Your task: Could you return each line from the one bearing "OCR this image." through the last line of the entries, exactly as it stands, with no pictures?

Stored rows:
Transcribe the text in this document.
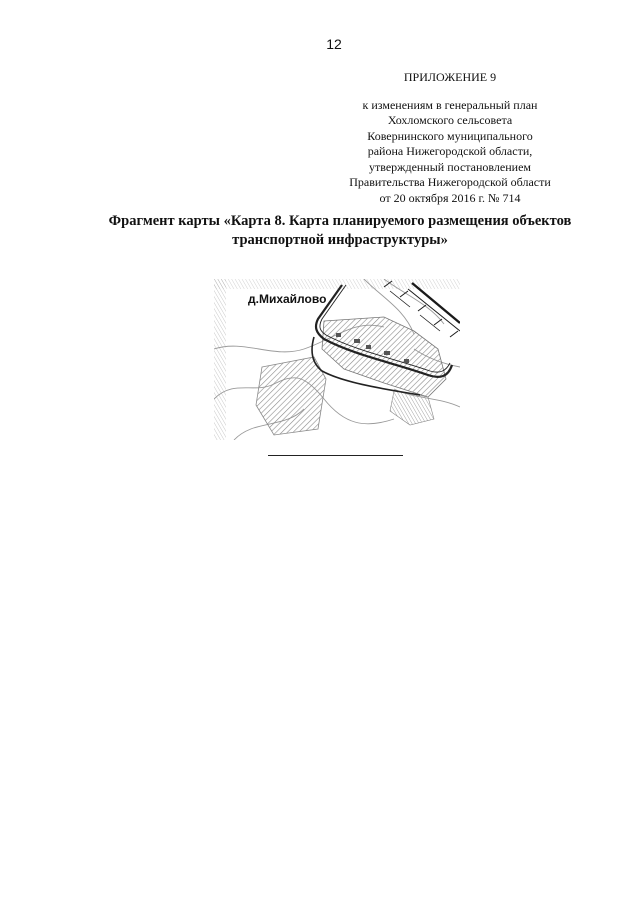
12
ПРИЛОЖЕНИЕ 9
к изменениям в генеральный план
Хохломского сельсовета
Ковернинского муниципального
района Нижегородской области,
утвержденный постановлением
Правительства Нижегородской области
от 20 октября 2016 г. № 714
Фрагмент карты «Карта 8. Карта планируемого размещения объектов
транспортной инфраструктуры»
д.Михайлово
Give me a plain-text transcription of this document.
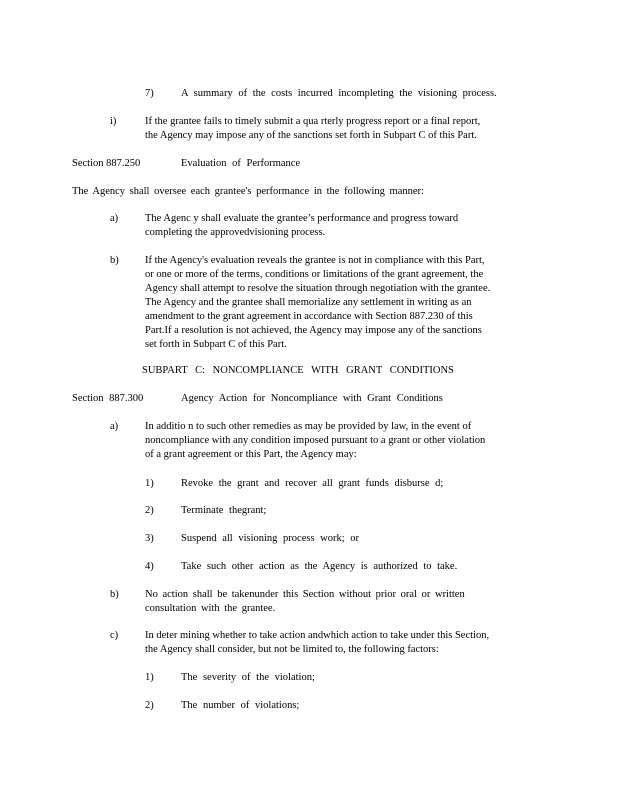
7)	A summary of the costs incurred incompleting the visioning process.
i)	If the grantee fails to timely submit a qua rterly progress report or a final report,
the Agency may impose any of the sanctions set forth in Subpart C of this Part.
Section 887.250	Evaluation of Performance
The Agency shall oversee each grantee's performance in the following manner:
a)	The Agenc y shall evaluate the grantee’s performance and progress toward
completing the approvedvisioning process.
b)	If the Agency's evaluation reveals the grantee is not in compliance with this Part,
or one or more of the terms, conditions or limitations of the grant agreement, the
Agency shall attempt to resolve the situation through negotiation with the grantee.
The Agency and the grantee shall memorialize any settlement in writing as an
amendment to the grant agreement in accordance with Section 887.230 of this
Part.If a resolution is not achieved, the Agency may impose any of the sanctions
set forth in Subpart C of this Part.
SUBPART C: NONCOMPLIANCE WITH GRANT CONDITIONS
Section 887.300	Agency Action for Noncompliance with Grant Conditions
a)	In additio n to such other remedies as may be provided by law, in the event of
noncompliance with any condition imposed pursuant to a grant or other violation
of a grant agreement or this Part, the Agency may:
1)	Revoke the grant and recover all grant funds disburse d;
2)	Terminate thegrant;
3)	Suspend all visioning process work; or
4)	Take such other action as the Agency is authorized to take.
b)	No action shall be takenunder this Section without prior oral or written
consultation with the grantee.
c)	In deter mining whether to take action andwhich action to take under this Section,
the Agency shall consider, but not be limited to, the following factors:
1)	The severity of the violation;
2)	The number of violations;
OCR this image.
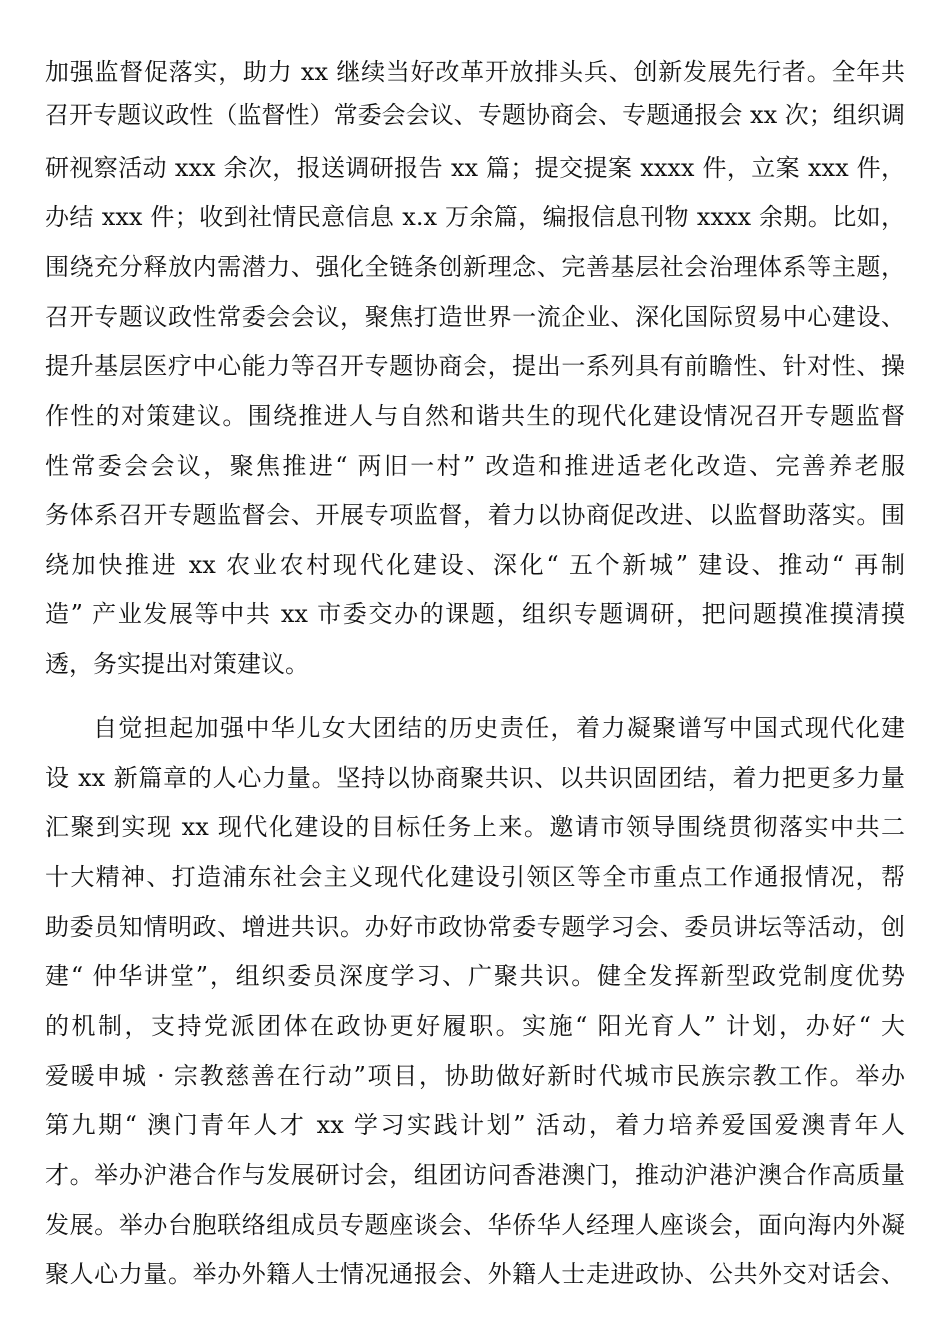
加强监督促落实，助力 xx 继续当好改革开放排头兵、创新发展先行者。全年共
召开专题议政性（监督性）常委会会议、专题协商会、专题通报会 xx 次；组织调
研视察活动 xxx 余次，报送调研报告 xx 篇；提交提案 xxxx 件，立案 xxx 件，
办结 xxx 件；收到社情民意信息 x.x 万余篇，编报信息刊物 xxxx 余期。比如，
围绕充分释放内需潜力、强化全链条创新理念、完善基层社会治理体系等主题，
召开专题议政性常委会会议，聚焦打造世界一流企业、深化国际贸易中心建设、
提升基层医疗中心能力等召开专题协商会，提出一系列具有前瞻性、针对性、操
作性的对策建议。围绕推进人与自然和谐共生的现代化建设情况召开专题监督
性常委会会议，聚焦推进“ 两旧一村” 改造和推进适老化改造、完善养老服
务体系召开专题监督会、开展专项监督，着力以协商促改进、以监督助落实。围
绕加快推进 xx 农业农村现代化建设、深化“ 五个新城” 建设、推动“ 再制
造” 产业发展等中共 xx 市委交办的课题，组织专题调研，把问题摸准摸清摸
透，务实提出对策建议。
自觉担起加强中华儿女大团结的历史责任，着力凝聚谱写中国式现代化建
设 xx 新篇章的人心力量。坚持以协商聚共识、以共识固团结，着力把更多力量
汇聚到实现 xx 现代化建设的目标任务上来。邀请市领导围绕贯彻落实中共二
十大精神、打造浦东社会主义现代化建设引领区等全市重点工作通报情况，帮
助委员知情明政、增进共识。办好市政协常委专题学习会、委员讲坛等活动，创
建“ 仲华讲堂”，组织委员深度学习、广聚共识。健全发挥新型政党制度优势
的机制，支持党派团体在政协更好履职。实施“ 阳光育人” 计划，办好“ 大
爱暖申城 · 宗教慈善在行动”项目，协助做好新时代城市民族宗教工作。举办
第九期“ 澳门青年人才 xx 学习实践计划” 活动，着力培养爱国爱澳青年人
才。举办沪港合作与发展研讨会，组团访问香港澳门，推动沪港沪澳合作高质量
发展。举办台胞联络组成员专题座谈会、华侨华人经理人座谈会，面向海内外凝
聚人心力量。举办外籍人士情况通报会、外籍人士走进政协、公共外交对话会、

Solution:
OCR this image.
加强监督促落实，助力 xx 继续当好改革开放排头兵、创新发展先行者。全年共
召开专题议政性（监督性）常委会会议、专题协商会、专题通报会 xx 次；组织调
研视察活动 xxx 余次，报送调研报告 xx 篇；提交提案 xxxx 件，立案 xxx 件，
办结 xxx 件；收到社情民意信息 x.x 万余篇，编报信息刊物 xxxx 余期。比如，
围绕充分释放内需潜力、强化全链条创新理念、完善基层社会治理体系等主题，
召开专题议政性常委会会议，聚焦打造世界一流企业、深化国际贸易中心建设、
提升基层医疗中心能力等召开专题协商会，提出一系列具有前瞻性、针对性、操
作性的对策建议。围绕推进人与自然和谐共生的现代化建设情况召开专题监督
性常委会会议，聚焦推进“ 两旧一村” 改造和推进适老化改造、完善养老服
务体系召开专题监督会、开展专项监督，着力以协商促改进、以监督助落实。围
绕加快推进 xx 农业农村现代化建设、深化“ 五个新城” 建设、推动“ 再制
造” 产业发展等中共 xx 市委交办的课题，组织专题调研，把问题摸准摸清摸
透，务实提出对策建议。
自觉担起加强中华儿女大团结的历史责任，着力凝聚谱写中国式现代化建
设 xx 新篇章的人心力量。坚持以协商聚共识、以共识固团结，着力把更多力量
汇聚到实现 xx 现代化建设的目标任务上来。邀请市领导围绕贯彻落实中共二
十大精神、打造浦东社会主义现代化建设引领区等全市重点工作通报情况，帮
助委员知情明政、增进共识。办好市政协常委专题学习会、委员讲坛等活动，创
建“ 仲华讲堂”，组织委员深度学习、广聚共识。健全发挥新型政党制度优势
的机制，支持党派团体在政协更好履职。实施“ 阳光育人” 计划，办好“ 大
爱暖申城 · 宗教慈善在行动”项目，协助做好新时代城市民族宗教工作。举办
第九期“ 澳门青年人才 xx 学习实践计划” 活动，着力培养爱国爱澳青年人
才。举办沪港合作与发展研讨会，组团访问香港澳门，推动沪港沪澳合作高质量
发展。举办台胞联络组成员专题座谈会、华侨华人经理人座谈会，面向海内外凝
聚人心力量。举办外籍人士情况通报会、外籍人士走进政协、公共外交对话会、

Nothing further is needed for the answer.